━━ EXTRACTED INFORMATION
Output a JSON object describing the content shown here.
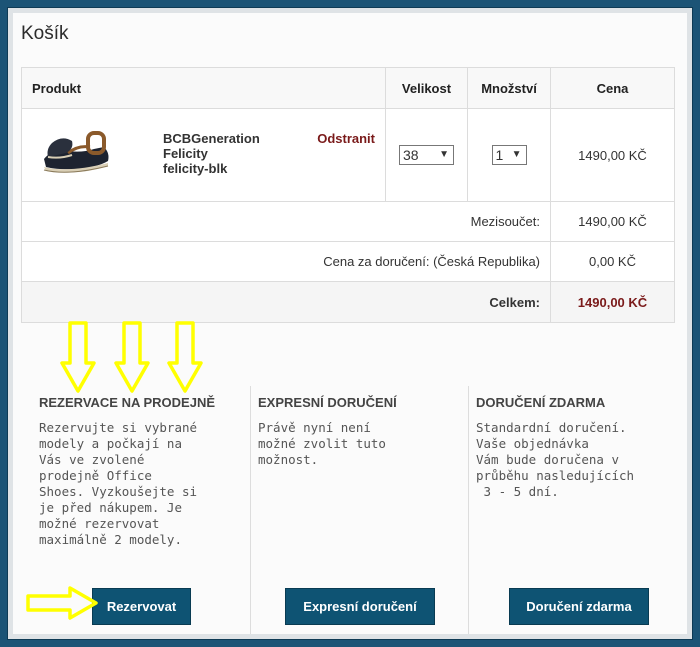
{
  "cart": {
    "title": "Košík",
    "headers": {
      "product": "Produkt",
      "size": "Velikost",
      "quantity": "Množství",
      "price": "Cena"
    },
    "item": {
      "brand": "BCBGeneration",
      "model": "Felicity",
      "sku": "felicity-blk",
      "remove_label": "Odstranit",
      "size": "38",
      "quantity": "1",
      "price": "1490,00 KČ"
    },
    "subtotal": {
      "label": "Mezisoučet:",
      "value": "1490,00 KČ"
    },
    "shipping": {
      "label": "Cena za doručení: (Česká Republika)",
      "value": "0,00 KČ"
    },
    "total": {
      "label": "Celkem:",
      "value": "1490,00 KČ"
    }
  },
  "delivery": {
    "reserve": {
      "heading": "REZERVACE NA PRODEJNĚ",
      "text": "Rezervujte si vybrané\nmodely a počkají na\nVás ve zvolené\nprodejně Office\nShoes. Vyzkoušejte si\nje před nákupem. Je\nmožné rezervovat\nmaximálně 2 modely.",
      "button": "Rezervovat"
    },
    "express": {
      "heading": "EXPRESNÍ DORUČENÍ",
      "text": "Právě nyní není\nmožné zvolit tuto\nmožnost.",
      "button": "Expresní doručení"
    },
    "free": {
      "heading": "DORUČENÍ ZDARMA",
      "text": "Standardní doručení.\nVaše objednávka\nVám bude doručena v\nprůběhu nasledujících\n 3 - 5 dní.",
      "button": "Doručení zdarma"
    }
  },
  "colors": {
    "frame": "#1c5476",
    "button": "#0e5373",
    "accent_red": "#7a1a1a",
    "annotation_yellow": "#ffff00"
  },
  "icons": [
    "shoe-image",
    "select-arrow-icon",
    "annotation-arrow-down-icon",
    "annotation-arrow-right-icon"
  ]
}
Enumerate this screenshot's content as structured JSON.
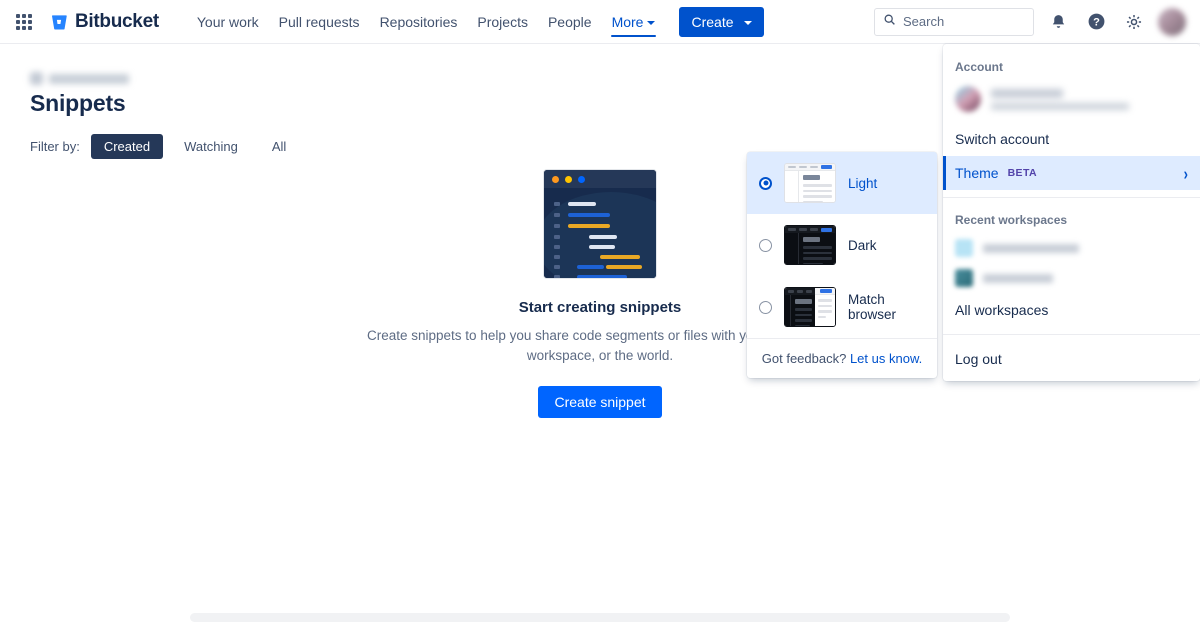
{
  "header": {
    "app_switcher_icon": "grid-apps-icon",
    "brand": "Bitbucket",
    "brand_icon": "bitbucket-bucket-logo",
    "nav": [
      {
        "label": "Your work",
        "active": false,
        "has_caret": false
      },
      {
        "label": "Pull requests",
        "active": false,
        "has_caret": false
      },
      {
        "label": "Repositories",
        "active": false,
        "has_caret": false
      },
      {
        "label": "Projects",
        "active": false,
        "has_caret": false
      },
      {
        "label": "People",
        "active": false,
        "has_caret": false
      },
      {
        "label": "More",
        "active": true,
        "has_caret": true
      }
    ],
    "create_label": "Create",
    "search": {
      "placeholder": "Search",
      "value": "",
      "icon": "search-icon"
    },
    "notifications_icon": "notification-bell-icon",
    "help_icon": "help-question-icon",
    "settings_icon": "gear-icon",
    "avatar_icon": "user-avatar"
  },
  "page": {
    "breadcrumb": "",
    "title": "Snippets",
    "filter_label": "Filter by:",
    "filters": [
      {
        "label": "Created",
        "selected": true
      },
      {
        "label": "Watching",
        "selected": false
      },
      {
        "label": "All",
        "selected": false
      }
    ]
  },
  "empty_state": {
    "illustration_icon": "code-snippet-window-illustration",
    "title": "Start creating snippets",
    "description": "Create snippets to help you share code segments or files with your team, your workspace, or the world.",
    "cta_label": "Create snippet"
  },
  "account_menu": {
    "account_section_title": "Account",
    "account_name": "",
    "account_email": "",
    "switch_account_label": "Switch account",
    "theme_label": "Theme",
    "theme_badge": "BETA",
    "theme_chevron_icon": "chevron-right-icon",
    "recent_workspaces_title": "Recent workspaces",
    "workspaces": [
      {
        "name": ""
      },
      {
        "name": ""
      }
    ],
    "all_workspaces_label": "All workspaces",
    "log_out_label": "Log out"
  },
  "theme_panel": {
    "options": [
      {
        "label": "Light",
        "selected": true,
        "thumb": "light-theme-preview"
      },
      {
        "label": "Dark",
        "selected": false,
        "thumb": "dark-theme-preview"
      },
      {
        "label": "Match browser",
        "selected": false,
        "thumb": "match-browser-theme-preview"
      }
    ],
    "feedback_text": "Got feedback?",
    "feedback_link": "Let us know."
  },
  "colors": {
    "brand_blue": "#0052CC",
    "button_blue": "#0065FF",
    "selected_bg": "#DEEBFF",
    "filter_selected_bg": "#253858",
    "beta_purple": "#5243AA",
    "text_primary": "#172B4D",
    "text_subtle": "#5E6C84",
    "illustration_navy": "#172B4D",
    "illustration_orange": "#FF991F",
    "illustration_yellow": "#FFC400",
    "illustration_blue": "#0065FF"
  }
}
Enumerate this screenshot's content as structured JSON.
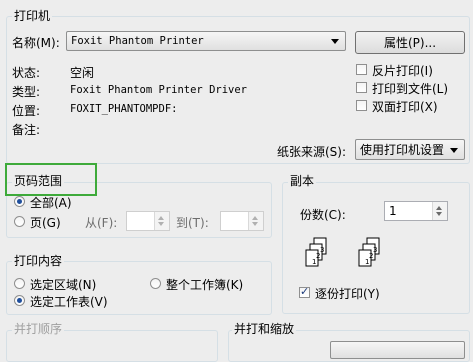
{
  "printer": {
    "legend": "打印机",
    "name_label": "名称(M):",
    "name_value": "Foxit Phantom Printer",
    "properties_button": "属性(P)...",
    "status_label": "状态:",
    "status_value": "空闲",
    "type_label": "类型:",
    "type_value": "Foxit Phantom Printer Driver",
    "location_label": "位置:",
    "location_value": "FOXIT_PHANTOMPDF:",
    "comment_label": "备注:",
    "reverse_print": "反片打印(I)",
    "print_to_file": "打印到文件(L)",
    "duplex_print": "双面打印(X)",
    "paper_source_label": "纸张来源(S):",
    "paper_source_value": "使用打印机设置"
  },
  "page_range": {
    "legend": "页码范围",
    "all": "全部(A)",
    "pages": "页(G)",
    "from_label": "从(F):",
    "to_label": "到(T):",
    "from_value": "",
    "to_value": ""
  },
  "copies": {
    "legend": "副本",
    "count_label": "份数(C):",
    "count_value": "1",
    "collate": "逐份打印(Y)",
    "stack1_pages": [
      "1",
      "2",
      "3"
    ],
    "stack2_pages": [
      "1",
      "2",
      "3"
    ]
  },
  "print_what": {
    "legend": "打印内容",
    "selection": "选定区域(N)",
    "entire_workbook": "整个工作簿(K)",
    "active_sheets": "选定工作表(V)"
  },
  "print_order": {
    "legend": "并打顺序"
  },
  "merge_zoom": {
    "legend": "并打和缩放"
  }
}
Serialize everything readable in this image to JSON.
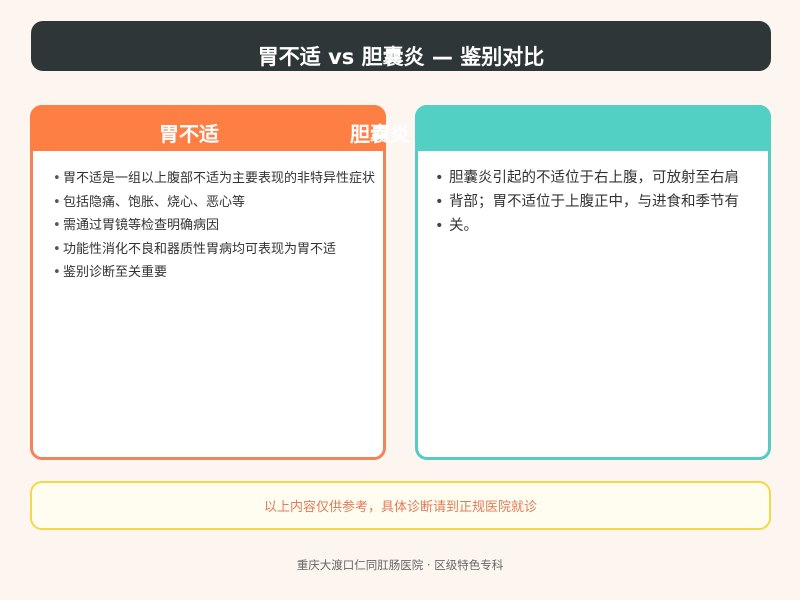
{
  "title": "胃不适 vs 胆囊炎 — 鉴别对比",
  "left_card": {
    "title": "胃不适",
    "items": [
      "胃不适是一组以上腹部不适为主要表现的非特异性症状",
      "包括隐痛、饱胀、烧心、恶心等",
      "需通过胃镜等检查明确病因",
      "功能性消化不良和器质性胃病均可表现为胃不适",
      "鉴别诊断至关重要"
    ]
  },
  "right_card": {
    "title": "胆囊炎",
    "items": [
      "胆囊炎引起的不适位于右上腹，可放射至右肩",
      "背部；胃不适位于上腹正中，与进食和季节有",
      "关。"
    ]
  },
  "note": "以上内容仅供参考，具体诊断请到正规医院就诊",
  "footer": "重庆大渡口仁同肛肠医院 · 区级特色专科",
  "colors": {
    "title_bar": "#2f3638",
    "left_accent": "#fe7f44",
    "right_accent": "#52d0c4",
    "note_border": "#f5d74a",
    "note_text": "#e07b5a",
    "background": "#fdf6f0"
  }
}
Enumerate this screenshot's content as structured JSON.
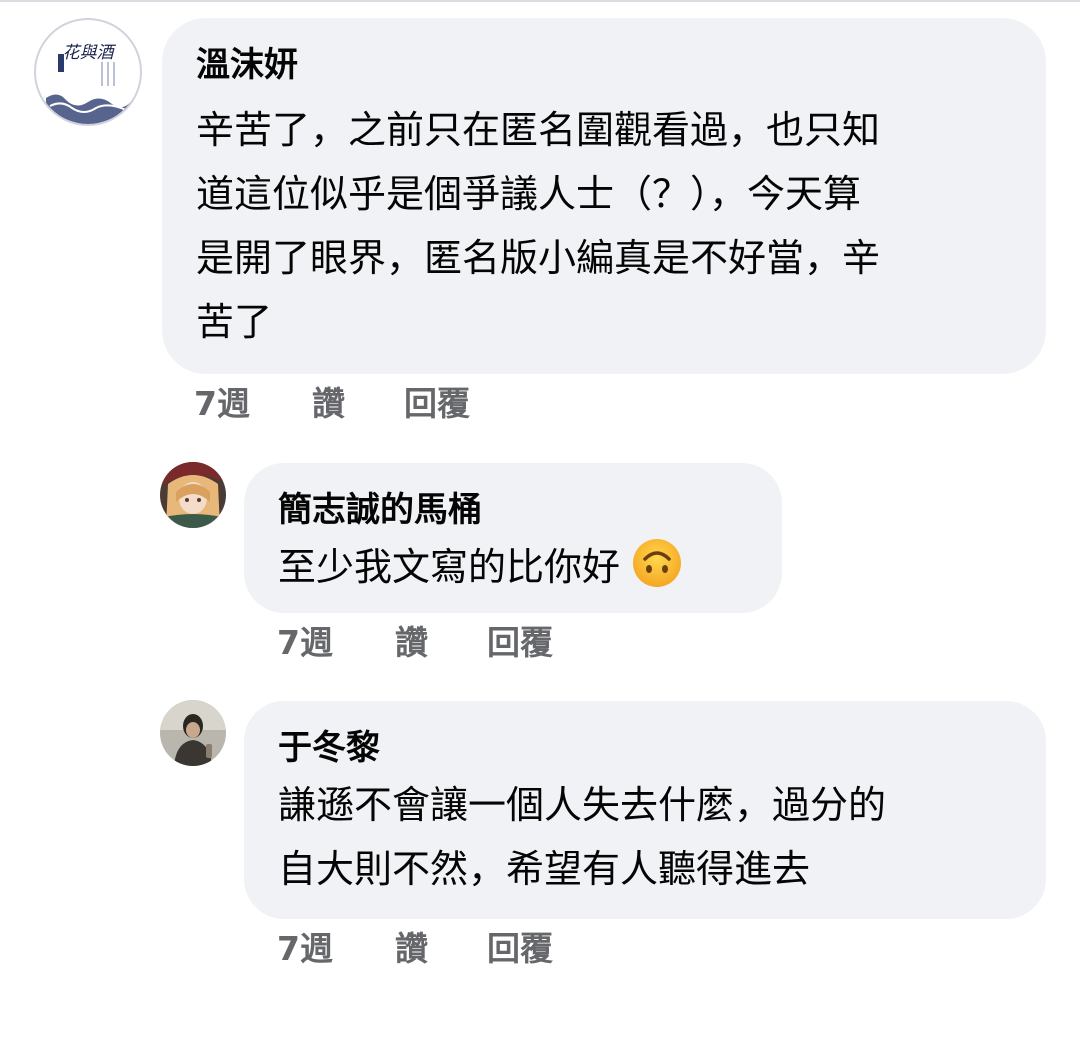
{
  "comments": [
    {
      "name": "溫沫妍",
      "avatar_icon": "flower-wine-logo-icon",
      "avatar_text": "花與酒",
      "lines": [
        "辛苦了，之前只在匿名圍觀看過，也只知",
        "道這位似乎是個爭議人士（？），今天算",
        "是開了眼界，匿名版小編真是不好當，辛",
        "苦了"
      ],
      "time": "7週",
      "like": "讚",
      "reply": "回覆"
    },
    {
      "name": "簡志誠的馬桶",
      "avatar_icon": "anime-girl-avatar-icon",
      "lines": [
        "至少我文寫的比你好"
      ],
      "emoji_icon": "upside-down-face-emoji-icon",
      "time": "7週",
      "like": "讚",
      "reply": "回覆"
    },
    {
      "name": "于冬黎",
      "avatar_icon": "person-photo-avatar-icon",
      "lines": [
        "謙遜不會讓一個人失去什麼，過分的",
        "自大則不然，希望有人聽得進去"
      ],
      "time": "7週",
      "like": "讚",
      "reply": "回覆"
    }
  ],
  "colors": {
    "bubble_bg": "#f0f2f5",
    "name_text": "#050505",
    "meta_text": "#65676b"
  }
}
━━━━
**TASK DIRECTIONS**: Search the entries for the word "legend" and gather every line where it appears.

**RESULT FOR THIS EXERCISE**:
    "legend": "打印机",
    "legend": "页码范围",
    "legend": "副本",
    "legend": "打印内容",
    "legend": "并打顺序"
    "legend": "并打和缩放"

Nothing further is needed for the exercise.